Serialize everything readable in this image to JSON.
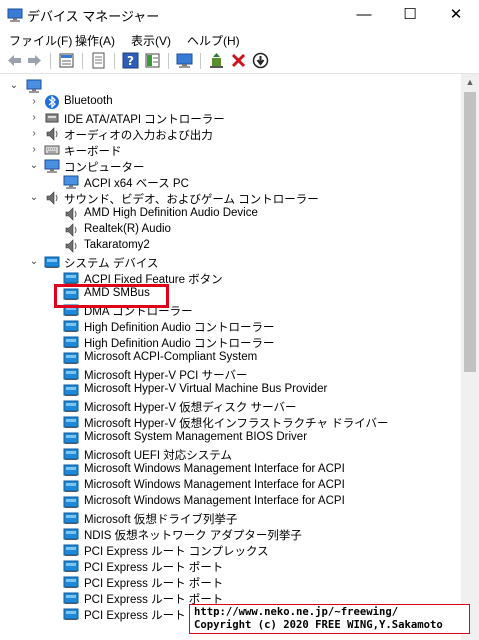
{
  "window": {
    "title": "デバイス マネージャー",
    "minimize_glyph": "—",
    "maximize_glyph": "☐",
    "close_glyph": "✕"
  },
  "menu": [
    "ファイル(F)",
    "操作(A)",
    "表示(V)",
    "ヘルプ(H)"
  ],
  "toolbar_icons": [
    "back-arrow-icon",
    "forward-arrow-icon",
    "properties-pane-icon",
    "device-list-icon",
    "help-icon",
    "action-pane-icon",
    "monitor-scan-icon",
    "add-driver-icon",
    "uninstall-device-icon",
    "update-driver-icon"
  ],
  "tree": {
    "root_label": "",
    "items": [
      {
        "level": 1,
        "expand": "›",
        "icon": "bluetooth",
        "label": "Bluetooth"
      },
      {
        "level": 1,
        "expand": "›",
        "icon": "ide",
        "label": "IDE ATA/ATAPI コントローラー"
      },
      {
        "level": 1,
        "expand": "›",
        "icon": "audio",
        "label": "オーディオの入力および出力"
      },
      {
        "level": 1,
        "expand": "›",
        "icon": "keyboard",
        "label": "キーボード"
      },
      {
        "level": 1,
        "expand": "⌄",
        "icon": "computer",
        "label": "コンピューター"
      },
      {
        "level": 2,
        "expand": "",
        "icon": "computer",
        "label": "ACPI x64 ベース PC"
      },
      {
        "level": 1,
        "expand": "⌄",
        "icon": "audio",
        "label": "サウンド、ビデオ、およびゲーム コントローラー"
      },
      {
        "level": 2,
        "expand": "",
        "icon": "audio",
        "label": "AMD High Definition Audio Device"
      },
      {
        "level": 2,
        "expand": "",
        "icon": "audio",
        "label": "Realtek(R) Audio"
      },
      {
        "level": 2,
        "expand": "",
        "icon": "audio",
        "label": "Takaratomy2"
      },
      {
        "level": 1,
        "expand": "⌄",
        "icon": "system",
        "label": "システム デバイス"
      },
      {
        "level": 2,
        "expand": "",
        "icon": "system",
        "label": "ACPI Fixed Feature ボタン"
      },
      {
        "level": 2,
        "expand": "",
        "icon": "system",
        "label": "AMD SMBus"
      },
      {
        "level": 2,
        "expand": "",
        "icon": "system",
        "label": "DMA コントローラー"
      },
      {
        "level": 2,
        "expand": "",
        "icon": "system",
        "label": "High Definition Audio コントローラー"
      },
      {
        "level": 2,
        "expand": "",
        "icon": "system",
        "label": "High Definition Audio コントローラー"
      },
      {
        "level": 2,
        "expand": "",
        "icon": "system",
        "label": "Microsoft ACPI-Compliant System"
      },
      {
        "level": 2,
        "expand": "",
        "icon": "system",
        "label": "Microsoft Hyper-V PCI サーバー"
      },
      {
        "level": 2,
        "expand": "",
        "icon": "system",
        "label": "Microsoft Hyper-V Virtual Machine Bus Provider"
      },
      {
        "level": 2,
        "expand": "",
        "icon": "system",
        "label": "Microsoft Hyper-V 仮想ディスク サーバー"
      },
      {
        "level": 2,
        "expand": "",
        "icon": "system",
        "label": "Microsoft Hyper-V 仮想化インフラストラクチャ ドライバー"
      },
      {
        "level": 2,
        "expand": "",
        "icon": "system",
        "label": "Microsoft System Management BIOS Driver"
      },
      {
        "level": 2,
        "expand": "",
        "icon": "system",
        "label": "Microsoft UEFI 対応システム"
      },
      {
        "level": 2,
        "expand": "",
        "icon": "system",
        "label": "Microsoft Windows Management Interface for ACPI"
      },
      {
        "level": 2,
        "expand": "",
        "icon": "system",
        "label": "Microsoft Windows Management Interface for ACPI"
      },
      {
        "level": 2,
        "expand": "",
        "icon": "system",
        "label": "Microsoft Windows Management Interface for ACPI"
      },
      {
        "level": 2,
        "expand": "",
        "icon": "system",
        "label": "Microsoft 仮想ドライブ列挙子"
      },
      {
        "level": 2,
        "expand": "",
        "icon": "system",
        "label": "NDIS 仮想ネットワーク アダプター列挙子"
      },
      {
        "level": 2,
        "expand": "",
        "icon": "system",
        "label": "PCI Express ルート コンプレックス"
      },
      {
        "level": 2,
        "expand": "",
        "icon": "system",
        "label": "PCI Express ルート ポート"
      },
      {
        "level": 2,
        "expand": "",
        "icon": "system",
        "label": "PCI Express ルート ポート"
      },
      {
        "level": 2,
        "expand": "",
        "icon": "system",
        "label": "PCI Express ルート ポート"
      },
      {
        "level": 2,
        "expand": "",
        "icon": "system",
        "label": "PCI Express ルート ポート"
      }
    ]
  },
  "overlay": {
    "line1": "http://www.neko.ne.jp/~freewing/",
    "line2": "Copyright (c) 2020 FREE WING,Y.Sakamoto"
  },
  "colors": {
    "highlight": "#e0001a",
    "folder_blue": "#1e88d8",
    "delete_red": "#d0121b"
  }
}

__EXERCISE PROMPT__: Omit the pictures and give the material again, exactly and in full.

__FINAL RESULT__:
Serialize everything readable in this image to JSON.
{
  "window": {
    "title": "デバイス マネージャー",
    "minimize_glyph": "—",
    "maximize_glyph": "☐",
    "close_glyph": "✕"
  },
  "menu": [
    "ファイル(F)",
    "操作(A)",
    "表示(V)",
    "ヘルプ(H)"
  ],
  "toolbar_icons": [
    "back-arrow-icon",
    "forward-arrow-icon",
    "properties-pane-icon",
    "device-list-icon",
    "help-icon",
    "action-pane-icon",
    "monitor-scan-icon",
    "add-driver-icon",
    "uninstall-device-icon",
    "update-driver-icon"
  ],
  "tree": {
    "root_label": "",
    "items": [
      {
        "level": 1,
        "expand": "›",
        "icon": "bluetooth",
        "label": "Bluetooth"
      },
      {
        "level": 1,
        "expand": "›",
        "icon": "ide",
        "label": "IDE ATA/ATAPI コントローラー"
      },
      {
        "level": 1,
        "expand": "›",
        "icon": "audio",
        "label": "オーディオの入力および出力"
      },
      {
        "level": 1,
        "expand": "›",
        "icon": "keyboard",
        "label": "キーボード"
      },
      {
        "level": 1,
        "expand": "⌄",
        "icon": "computer",
        "label": "コンピューター"
      },
      {
        "level": 2,
        "expand": "",
        "icon": "computer",
        "label": "ACPI x64 ベース PC"
      },
      {
        "level": 1,
        "expand": "⌄",
        "icon": "audio",
        "label": "サウンド、ビデオ、およびゲーム コントローラー"
      },
      {
        "level": 2,
        "expand": "",
        "icon": "audio",
        "label": "AMD High Definition Audio Device"
      },
      {
        "level": 2,
        "expand": "",
        "icon": "audio",
        "label": "Realtek(R) Audio"
      },
      {
        "level": 2,
        "expand": "",
        "icon": "audio",
        "label": "Takaratomy2"
      },
      {
        "level": 1,
        "expand": "⌄",
        "icon": "system",
        "label": "システム デバイス"
      },
      {
        "level": 2,
        "expand": "",
        "icon": "system",
        "label": "ACPI Fixed Feature ボタン"
      },
      {
        "level": 2,
        "expand": "",
        "icon": "system",
        "label": "AMD SMBus"
      },
      {
        "level": 2,
        "expand": "",
        "icon": "system",
        "label": "DMA コントローラー"
      },
      {
        "level": 2,
        "expand": "",
        "icon": "system",
        "label": "High Definition Audio コントローラー"
      },
      {
        "level": 2,
        "expand": "",
        "icon": "system",
        "label": "High Definition Audio コントローラー"
      },
      {
        "level": 2,
        "expand": "",
        "icon": "system",
        "label": "Microsoft ACPI-Compliant System"
      },
      {
        "level": 2,
        "expand": "",
        "icon": "system",
        "label": "Microsoft Hyper-V PCI サーバー"
      },
      {
        "level": 2,
        "expand": "",
        "icon": "system",
        "label": "Microsoft Hyper-V Virtual Machine Bus Provider"
      },
      {
        "level": 2,
        "expand": "",
        "icon": "system",
        "label": "Microsoft Hyper-V 仮想ディスク サーバー"
      },
      {
        "level": 2,
        "expand": "",
        "icon": "system",
        "label": "Microsoft Hyper-V 仮想化インフラストラクチャ ドライバー"
      },
      {
        "level": 2,
        "expand": "",
        "icon": "system",
        "label": "Microsoft System Management BIOS Driver"
      },
      {
        "level": 2,
        "expand": "",
        "icon": "system",
        "label": "Microsoft UEFI 対応システム"
      },
      {
        "level": 2,
        "expand": "",
        "icon": "system",
        "label": "Microsoft Windows Management Interface for ACPI"
      },
      {
        "level": 2,
        "expand": "",
        "icon": "system",
        "label": "Microsoft Windows Management Interface for ACPI"
      },
      {
        "level": 2,
        "expand": "",
        "icon": "system",
        "label": "Microsoft Windows Management Interface for ACPI"
      },
      {
        "level": 2,
        "expand": "",
        "icon": "system",
        "label": "Microsoft 仮想ドライブ列挙子"
      },
      {
        "level": 2,
        "expand": "",
        "icon": "system",
        "label": "NDIS 仮想ネットワーク アダプター列挙子"
      },
      {
        "level": 2,
        "expand": "",
        "icon": "system",
        "label": "PCI Express ルート コンプレックス"
      },
      {
        "level": 2,
        "expand": "",
        "icon": "system",
        "label": "PCI Express ルート ポート"
      },
      {
        "level": 2,
        "expand": "",
        "icon": "system",
        "label": "PCI Express ルート ポート"
      },
      {
        "level": 2,
        "expand": "",
        "icon": "system",
        "label": "PCI Express ルート ポート"
      },
      {
        "level": 2,
        "expand": "",
        "icon": "system",
        "label": "PCI Express ルート ポート"
      }
    ]
  },
  "overlay": {
    "line1": "http://www.neko.ne.jp/~freewing/",
    "line2": "Copyright (c) 2020 FREE WING,Y.Sakamoto"
  },
  "colors": {
    "highlight": "#e0001a",
    "folder_blue": "#1e88d8",
    "delete_red": "#d0121b"
  }
}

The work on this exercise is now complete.